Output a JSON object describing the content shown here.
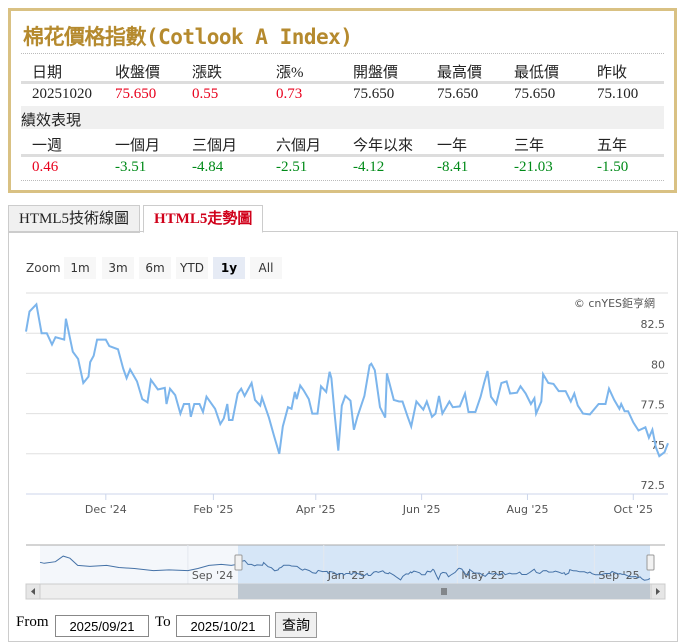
{
  "quote_box": {
    "title": "棉花價格指數(Cotlook A Index)",
    "headers": [
      "日期",
      "收盤價",
      "漲跌",
      "漲%",
      "開盤價",
      "最高價",
      "最低價",
      "昨收"
    ],
    "values": [
      "20251020",
      "75.650",
      "0.55",
      "0.73",
      "75.650",
      "75.650",
      "75.650",
      "75.100"
    ],
    "performance_label": "績效表現",
    "perf_headers": [
      "一週",
      "一個月",
      "三個月",
      "六個月",
      "今年以來",
      "一年",
      "三年",
      "五年"
    ],
    "perf_values": [
      "0.46",
      "-3.51",
      "-4.84",
      "-2.51",
      "-4.12",
      "-8.41",
      "-21.03",
      "-1.50"
    ],
    "colors": {
      "title": "#b58a2e",
      "up": "#e8001c",
      "down": "#008a18",
      "border": "#d9c183"
    }
  },
  "tabs": [
    {
      "label": "HTML5技術線圖",
      "active": false
    },
    {
      "label": "HTML5走勢圖",
      "active": true
    }
  ],
  "zoom": {
    "label": "Zoom",
    "buttons": [
      "1m",
      "3m",
      "6m",
      "YTD",
      "1y",
      "All"
    ],
    "selected": "1y"
  },
  "credit": "© cnYES鉅亨網",
  "range": {
    "from_label": "From",
    "from": "2025/09/21",
    "to_label": "To",
    "to": "2025/10/21",
    "query_button": "查詢"
  },
  "chart_data": {
    "type": "line",
    "line_color": "#7cb5ec",
    "y_ticks": [
      "72.5",
      "75",
      "77.5",
      "80",
      "82.5"
    ],
    "ylim": [
      72.5,
      85
    ],
    "x_ticks": [
      {
        "date": "2024-12-01",
        "label": "Dec '24"
      },
      {
        "date": "2025-02-01",
        "label": "Feb '25"
      },
      {
        "date": "2025-04-01",
        "label": "Apr '25"
      },
      {
        "date": "2025-06-01",
        "label": "Jun '25"
      },
      {
        "date": "2025-08-01",
        "label": "Aug '25"
      },
      {
        "date": "2025-10-01",
        "label": "Oct '25"
      }
    ],
    "xlim": [
      "2024-10-16",
      "2025-10-21"
    ],
    "grid": true,
    "series": [
      {
        "points": [
          [
            "2024-10-16",
            82.6
          ],
          [
            "2024-10-18",
            83.85
          ],
          [
            "2024-10-22",
            84.3
          ],
          [
            "2024-10-25",
            82.5
          ],
          [
            "2024-10-28",
            82.5
          ],
          [
            "2024-10-31",
            81.8
          ],
          [
            "2024-11-02",
            82.25
          ],
          [
            "2024-11-07",
            82.1
          ],
          [
            "2024-11-08",
            83.4
          ],
          [
            "2024-11-12",
            81.35
          ],
          [
            "2024-11-15",
            80.9
          ],
          [
            "2024-11-18",
            79.4
          ],
          [
            "2024-11-21",
            79.8
          ],
          [
            "2024-11-22",
            80.7
          ],
          [
            "2024-11-24",
            81.1
          ],
          [
            "2024-11-26",
            82.1
          ],
          [
            "2024-12-01",
            82.1
          ],
          [
            "2024-12-03",
            81.7
          ],
          [
            "2024-12-08",
            81.5
          ],
          [
            "2024-12-11",
            80.3
          ],
          [
            "2024-12-13",
            79.7
          ],
          [
            "2024-12-15",
            80.25
          ],
          [
            "2024-12-19",
            79.5
          ],
          [
            "2024-12-22",
            78.4
          ],
          [
            "2024-12-25",
            78.2
          ],
          [
            "2024-12-27",
            79.6
          ],
          [
            "2024-12-31",
            79.0
          ],
          [
            "2025-01-04",
            79.1
          ],
          [
            "2025-01-05",
            78.1
          ],
          [
            "2025-01-07",
            79.05
          ],
          [
            "2025-01-10",
            78.65
          ],
          [
            "2025-01-13",
            77.5
          ],
          [
            "2025-01-15",
            78.1
          ],
          [
            "2025-01-18",
            78.1
          ],
          [
            "2025-01-19",
            77.3
          ],
          [
            "2025-01-21",
            78.1
          ],
          [
            "2025-01-24",
            78.1
          ],
          [
            "2025-01-26",
            77.6
          ],
          [
            "2025-01-28",
            78.55
          ],
          [
            "2025-02-02",
            77.8
          ],
          [
            "2025-02-05",
            76.85
          ],
          [
            "2025-02-07",
            77.2
          ],
          [
            "2025-02-09",
            78.1
          ],
          [
            "2025-02-10",
            77.1
          ],
          [
            "2025-02-12",
            77.1
          ],
          [
            "2025-02-15",
            78.75
          ],
          [
            "2025-02-17",
            79.05
          ],
          [
            "2025-02-19",
            78.6
          ],
          [
            "2025-02-23",
            79.4
          ],
          [
            "2025-02-25",
            78.35
          ],
          [
            "2025-02-28",
            78.0
          ],
          [
            "2025-03-01",
            78.5
          ],
          [
            "2025-03-05",
            77.25
          ],
          [
            "2025-03-08",
            76.1
          ],
          [
            "2025-03-11",
            75.0
          ],
          [
            "2025-03-13",
            76.7
          ],
          [
            "2025-03-16",
            77.9
          ],
          [
            "2025-03-18",
            77.8
          ],
          [
            "2025-03-20",
            78.85
          ],
          [
            "2025-03-21",
            78.4
          ],
          [
            "2025-03-23",
            79.25
          ],
          [
            "2025-03-25",
            78.95
          ],
          [
            "2025-03-28",
            78.4
          ],
          [
            "2025-03-30",
            77.5
          ],
          [
            "2025-04-02",
            77.5
          ],
          [
            "2025-04-04",
            79.2
          ],
          [
            "2025-04-07",
            78.85
          ],
          [
            "2025-04-09",
            80.1
          ],
          [
            "2025-04-10",
            79.7
          ],
          [
            "2025-04-12",
            77.3
          ],
          [
            "2025-04-14",
            75.2
          ],
          [
            "2025-04-16",
            78.0
          ],
          [
            "2025-04-18",
            78.6
          ],
          [
            "2025-04-21",
            78.3
          ],
          [
            "2025-04-23",
            76.5
          ],
          [
            "2025-04-25",
            77.3
          ],
          [
            "2025-04-29",
            78.6
          ],
          [
            "2025-05-02",
            80.5
          ],
          [
            "2025-05-03",
            80.6
          ],
          [
            "2025-05-05",
            80.2
          ],
          [
            "2025-05-08",
            77.9
          ],
          [
            "2025-05-11",
            77.25
          ],
          [
            "2025-05-12",
            80.0
          ],
          [
            "2025-05-16",
            78.35
          ],
          [
            "2025-05-19",
            78.25
          ],
          [
            "2025-05-21",
            78.25
          ],
          [
            "2025-05-24",
            77.3
          ],
          [
            "2025-05-26",
            76.7
          ],
          [
            "2025-05-29",
            78.25
          ],
          [
            "2025-06-02",
            77.75
          ],
          [
            "2025-06-04",
            78.25
          ],
          [
            "2025-06-07",
            77.3
          ],
          [
            "2025-06-09",
            77.5
          ],
          [
            "2025-06-11",
            78.6
          ],
          [
            "2025-06-13",
            77.5
          ],
          [
            "2025-06-17",
            78.25
          ],
          [
            "2025-06-19",
            77.9
          ],
          [
            "2025-06-23",
            77.95
          ],
          [
            "2025-06-26",
            78.75
          ],
          [
            "2025-06-28",
            77.6
          ],
          [
            "2025-07-02",
            77.6
          ],
          [
            "2025-07-05",
            78.55
          ],
          [
            "2025-07-07",
            79.4
          ],
          [
            "2025-07-09",
            80.15
          ],
          [
            "2025-07-11",
            78.55
          ],
          [
            "2025-07-14",
            78.1
          ],
          [
            "2025-07-17",
            79.4
          ],
          [
            "2025-07-20",
            79.5
          ],
          [
            "2025-07-22",
            78.75
          ],
          [
            "2025-07-26",
            78.8
          ],
          [
            "2025-07-28",
            79.2
          ],
          [
            "2025-07-31",
            78.75
          ],
          [
            "2025-08-03",
            78.1
          ],
          [
            "2025-08-05",
            78.45
          ],
          [
            "2025-08-06",
            77.5
          ],
          [
            "2025-08-09",
            78.25
          ],
          [
            "2025-08-10",
            79.95
          ],
          [
            "2025-08-13",
            79.4
          ],
          [
            "2025-08-16",
            79.35
          ],
          [
            "2025-08-19",
            78.9
          ],
          [
            "2025-08-23",
            78.9
          ],
          [
            "2025-08-26",
            78.25
          ],
          [
            "2025-08-28",
            78.75
          ],
          [
            "2025-08-30",
            78.0
          ],
          [
            "2025-09-02",
            77.5
          ],
          [
            "2025-09-06",
            77.45
          ],
          [
            "2025-09-11",
            78.1
          ],
          [
            "2025-09-15",
            78.1
          ],
          [
            "2025-09-17",
            79.05
          ],
          [
            "2025-09-20",
            78.35
          ],
          [
            "2025-09-23",
            77.8
          ],
          [
            "2025-09-24",
            78.1
          ],
          [
            "2025-09-26",
            77.65
          ],
          [
            "2025-09-28",
            77.65
          ],
          [
            "2025-10-01",
            76.95
          ],
          [
            "2025-10-04",
            76.45
          ],
          [
            "2025-10-08",
            76.65
          ],
          [
            "2025-10-10",
            76.0
          ],
          [
            "2025-10-12",
            76.5
          ],
          [
            "2025-10-14",
            75.4
          ],
          [
            "2025-10-16",
            74.85
          ],
          [
            "2025-10-19",
            75.1
          ],
          [
            "2025-10-21",
            75.65
          ]
        ]
      }
    ],
    "navigator": {
      "x_ticks": [
        {
          "date": "2024-09-01",
          "label": "Sep '24"
        },
        {
          "date": "2025-01-01",
          "label": "Jan '25"
        },
        {
          "date": "2025-05-01",
          "label": "May '25"
        },
        {
          "date": "2025-09-01",
          "label": "Sep '25"
        }
      ],
      "selected_range": [
        "2024-10-16",
        "2025-10-21"
      ],
      "history_before_selection": [
        [
          "2024-04-18",
          83.5
        ],
        [
          "2024-04-25",
          83.0
        ],
        [
          "2024-05-05",
          83.8
        ],
        [
          "2024-05-12",
          86.5
        ],
        [
          "2024-05-18",
          85.5
        ],
        [
          "2024-05-25",
          82.0
        ],
        [
          "2024-06-05",
          81.5
        ],
        [
          "2024-06-20",
          82.0
        ],
        [
          "2024-07-01",
          81.0
        ],
        [
          "2024-07-15",
          80.5
        ],
        [
          "2024-08-01",
          79.5
        ],
        [
          "2024-08-15",
          79.8
        ],
        [
          "2024-09-01",
          79.5
        ],
        [
          "2024-09-10",
          80.5
        ],
        [
          "2024-09-20",
          82.0
        ],
        [
          "2024-10-01",
          82.5
        ],
        [
          "2024-10-10",
          82.0
        ]
      ]
    }
  }
}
┄┄┄┄┄┄┄┄┄┄┄┄┄┄┄┄┄┄┄┄
▶ Problem description: Your task is to gather all lines from the entries above that hold the word "date".

▶ The result:
        "date": "2024-12-01",
        "date": "2025-02-01",
        "date": "2025-04-01",
        "date": "2025-06-01",
        "date": "2025-08-01",
        "date": "2025-10-01",
          "date": "2024-09-01",
          "date": "2025-01-01",
          "date": "2025-05-01",
          "date": "2025-09-01",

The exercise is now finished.